-- Start Provided data --
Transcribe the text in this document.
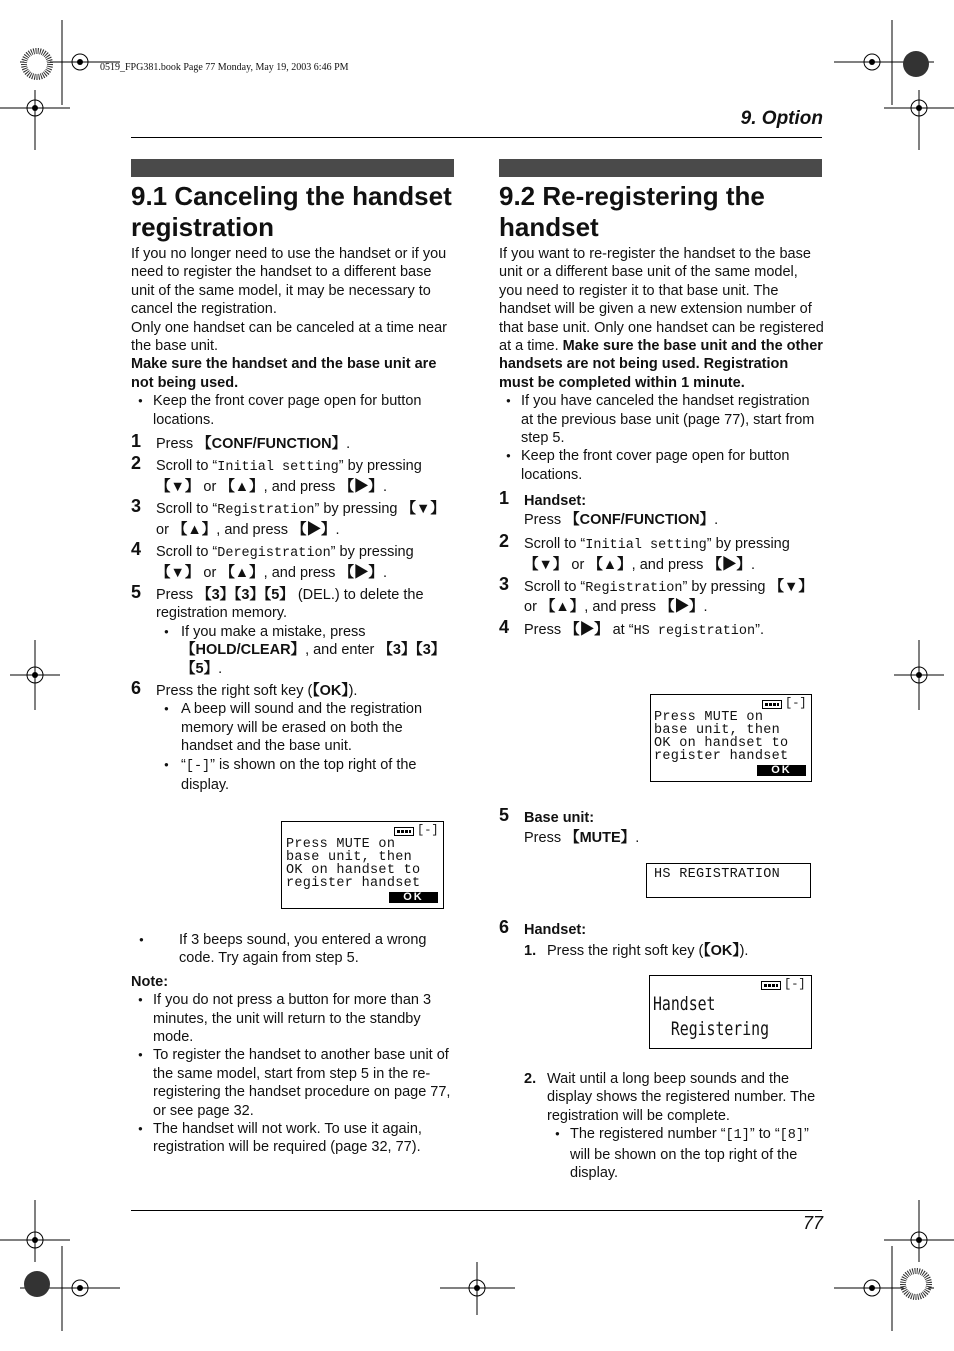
0519_FPG381.book Page 77 Monday, May 19, 2003 6:46 PM
9. Option
77
9.1 Canceling the handset
registration

If you no longer need to use the handset or if you need to register the handset to a different base unit of the same model, it may be necessary to cancel the registration.

Only one handset can be canceled at a time near the base unit.

Make sure the handset and the base unit are not being used.

● Keep the front cover page open for button locations.
1 Press 【CONF/FUNCTION】.
2 Scroll to “Initial setting” by pressing 【▼】 or 【▲】, and press 【▶】.
3 Scroll to “Registration” by pressing 【▼】 or 【▲】, and press 【▶】.
4 Scroll to “Deregistration” by pressing 【▼】 or 【▲】, and press 【▶】.
5 Press 【3】【3】【5】 (DEL.) to delete the registration memory.
● If you make a mistake, press 【HOLD/CLEAR】, and enter 【3】【3】【5】.
6 Press the right soft key (【OK】).
● A beep will sound and the registration memory will be erased on both the handset and the base unit.
● “[-]” is shown on the top right of the display.
[-]
Press MUTE on
base unit, then
OK on handset to
register handset
OK
● If 3 beeps sound, you entered a wrong code. Try again from step 5.

Note:

● If you do not press a button for more than 3 minutes, the unit will return to the standby mode.
● To register the handset to another base unit of the same model, start from step 5 in the re-registering the handset procedure on page 77, or see page 32.
● The handset will not work. To use it again, registration will be required (page 32, 77).
9.2 Re-registering the
handset

If you want to re-register the handset to the base unit or a different base unit of the same model, you need to register it to that base unit. The handset will be given a new extension number of that base unit. Only one handset can be registered at a time. Make sure the base unit and the other handsets are not being used. Registration must be completed within 1 minute.

● If you have canceled the handset registration at the previous base unit (page 77), start from step 5.
● Keep the front cover page open for button locations.
1 Handset:
Press 【CONF/FUNCTION】.
2 Scroll to “Initial setting” by pressing 【▼】 or 【▲】, and press 【▶】.
3 Scroll to “Registration” by pressing 【▼】 or 【▲】, and press 【▶】.
4 Press 【▶】 at “HS registration”.
[-]
Press MUTE on
base unit, then
OK on handset to
register handset
OK
5 Base unit:
Press 【MUTE】.
HS REGISTRATION
6 Handset:
1. Press the right soft key (【OK】).
[-]
Handset
Registering
2. Wait until a long beep sounds and the display shows the registered number. The registration will be complete.
● The registered number “[1]” to “[8]” will be shown on the top right of the display.
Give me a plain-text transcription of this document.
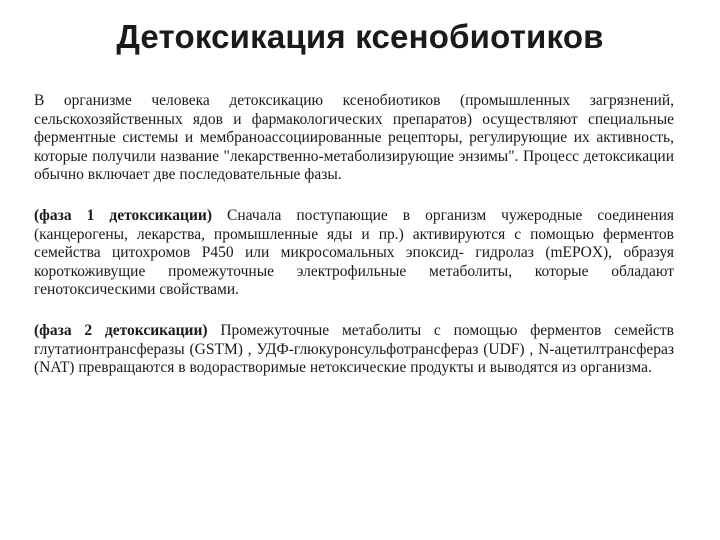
Детоксикация ксенобиотиков

В организме человека детоксикацию ксенобиотиков (промышленных загрязнений, сельскохозяйственных ядов и фармакологических препаратов) осуществляют специальные ферментные системы и мембраноассоциированные рецепторы, регулирующие их активность, которые получили название "лекарственно-метаболизирующие энзимы". Процесс детоксикации обычно включает две последовательные фазы.

(фаза 1 детоксикации) Сначала поступающие в организм чужеродные соединения (канцерогены, лекарства, промышленные яды и пр.) активируются с помощью ферментов семейства цитохромов Р450 или микросомальных эпоксид- гидролаз (mEPOX), образуя короткоживущие промежуточные электрофильные метаболиты, которые обладают генотоксическими свойствами.

(фаза 2 детоксикации) Промежуточные метаболиты с помощью ферментов семейств глутатионтрансферазы (GSTM) , УДФ-глюкуронсульфотрансфераз (UDF) , N-ацетилтрансфераз (NAT) превращаются в водорастворимые нетоксические продукты и выводятся из организма.
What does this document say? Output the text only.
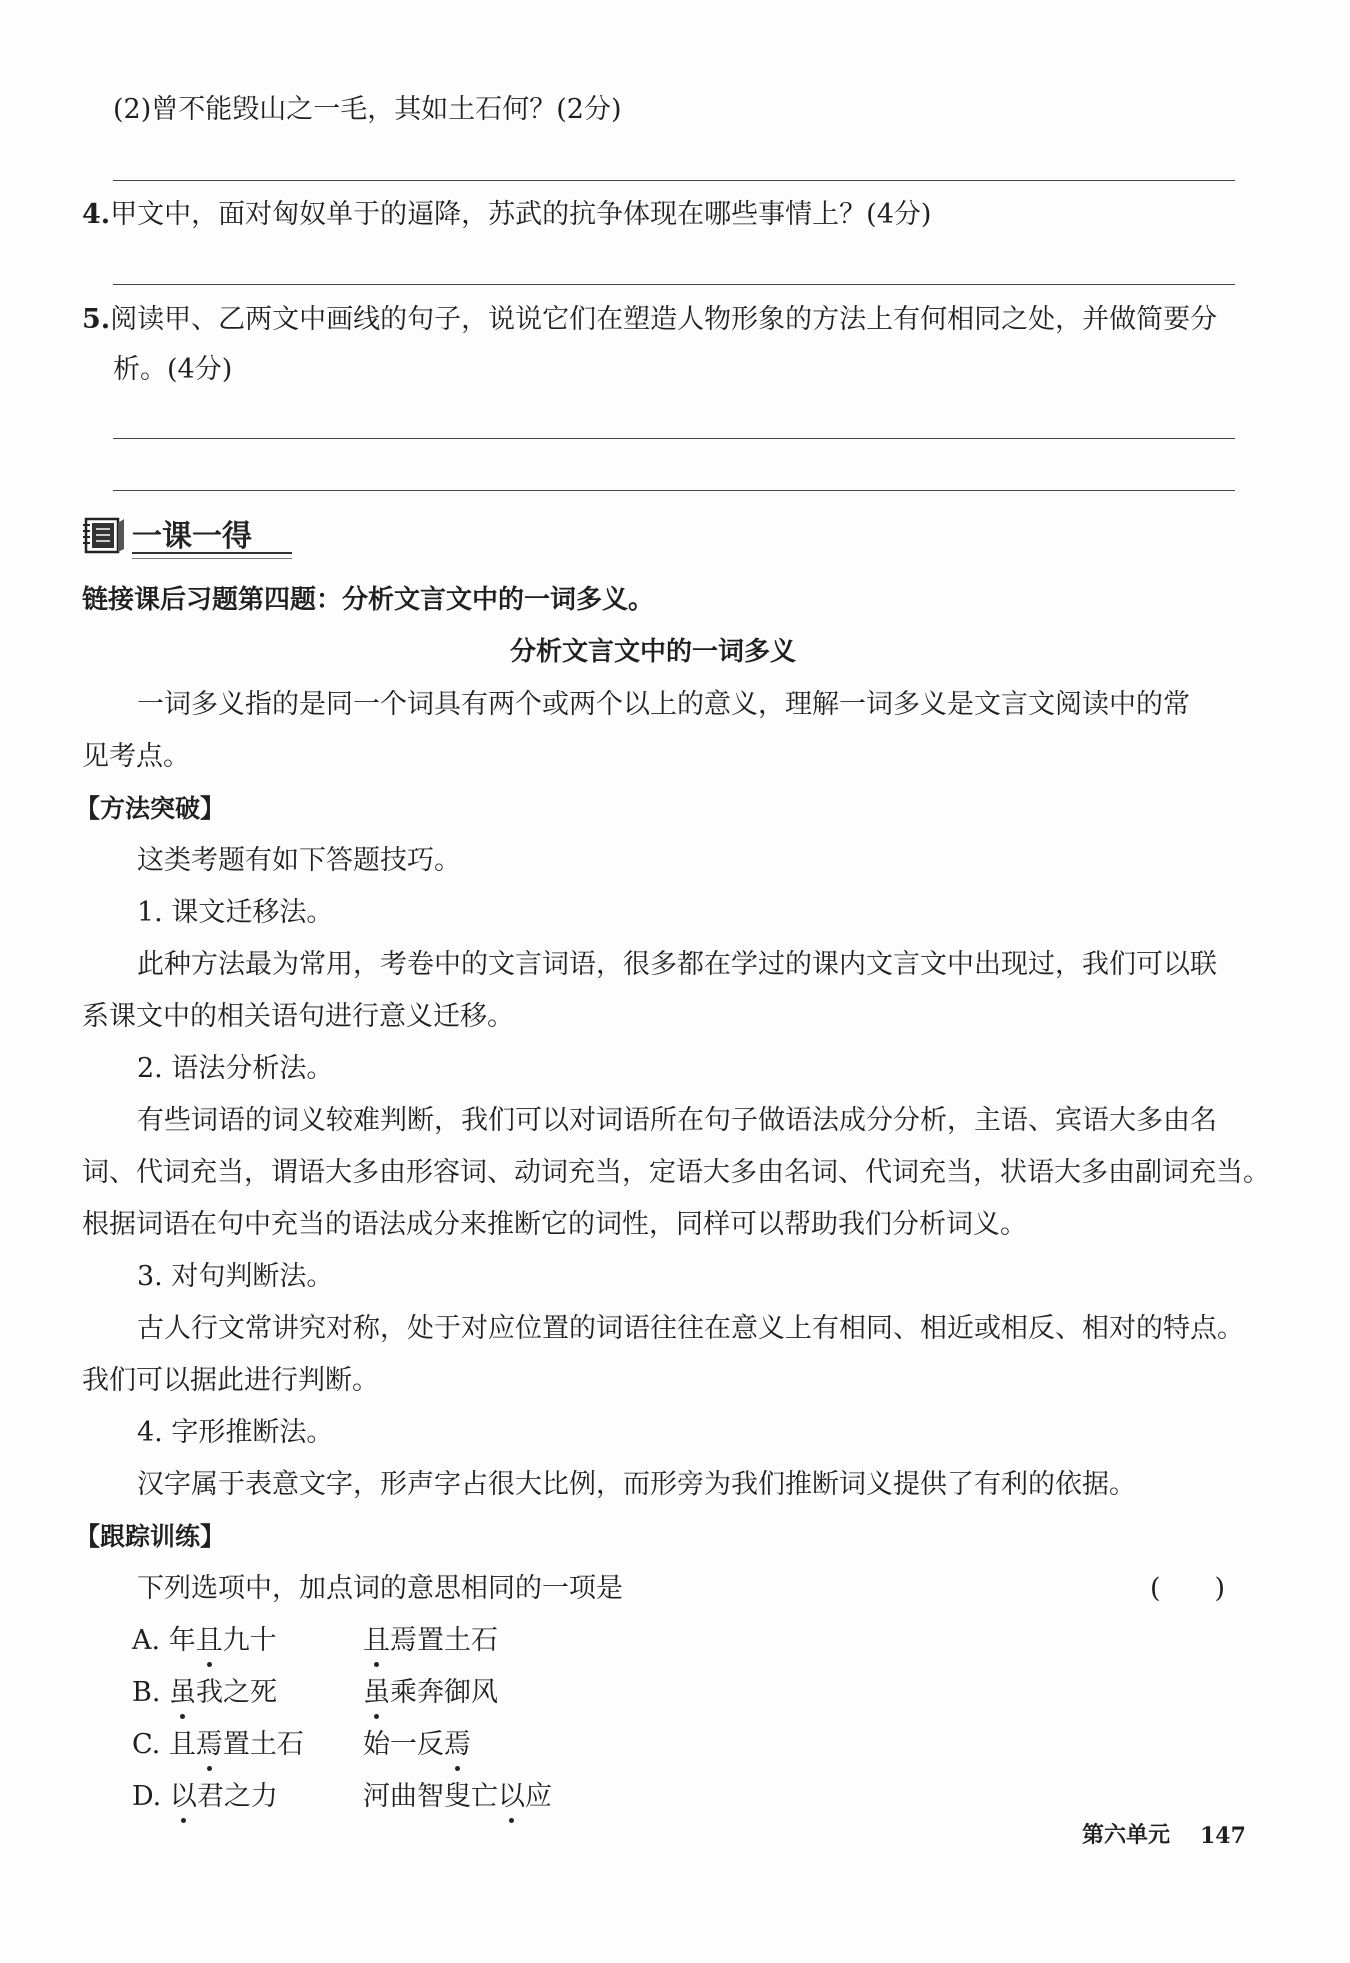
(2)曾不能毁山之一毛，其如土石何？(2分)
4.甲文中，面对匈奴单于的逼降，苏武的抗争体现在哪些事情上？(4分)
5.阅读甲、乙两文中画线的句子，说说它们在塑造人物形象的方法上有何相同之处，并做简要分
析。(4分)
一课一得
链接课后习题第四题：分析文言文中的一词多义。
分析文言文中的一词多义
一词多义指的是同一个词具有两个或两个以上的意义，理解一词多义是文言文阅读中的常
见考点。
【方法突破】
这类考题有如下答题技巧。
1. 课文迁移法。
此种方法最为常用，考卷中的文言词语，很多都在学过的课内文言文中出现过，我们可以联
系课文中的相关语句进行意义迁移。
2. 语法分析法。
有些词语的词义较难判断，我们可以对词语所在句子做语法成分分析，主语、宾语大多由名
词、代词充当，谓语大多由形容词、动词充当，定语大多由名词、代词充当，状语大多由副词充当。
根据词语在句中充当的语法成分来推断它的词性，同样可以帮助我们分析词义。
3. 对句判断法。
古人行文常讲究对称，处于对应位置的词语往往在意义上有相同、相近或相反、相对的特点。
我们可以据此进行判断。
4. 字形推断法。
汉字属于表意文字，形声字占很大比例，而形旁为我们推断词义提供了有利的依据。
【跟踪训练】
下列选项中，加点词的意思相同的一项是	(　　)
A. 年且九十	且焉置土石
B. 虽我之死	虽乘奔御风
C. 且焉置土石 始一反焉
D. 以君之力	河曲智叟亡以应
第六单元 147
-- End Provided data --
*Task requirements*.
Look through the records and gather every line containing "different".

*Response below*.
If you no longer need to use the handset or if you need to register the handset to a different base unit of the same model, it may be necessary to cancel the registration.
If you want to re-register the handset to the base unit or a different base unit of the same model, you need to register it to that base unit. The handset will be given a new extension number of that base unit. Only one handset can be registered at a time. Make sure the base unit and the other handsets are not being used. Registration must be completed within 1 minute.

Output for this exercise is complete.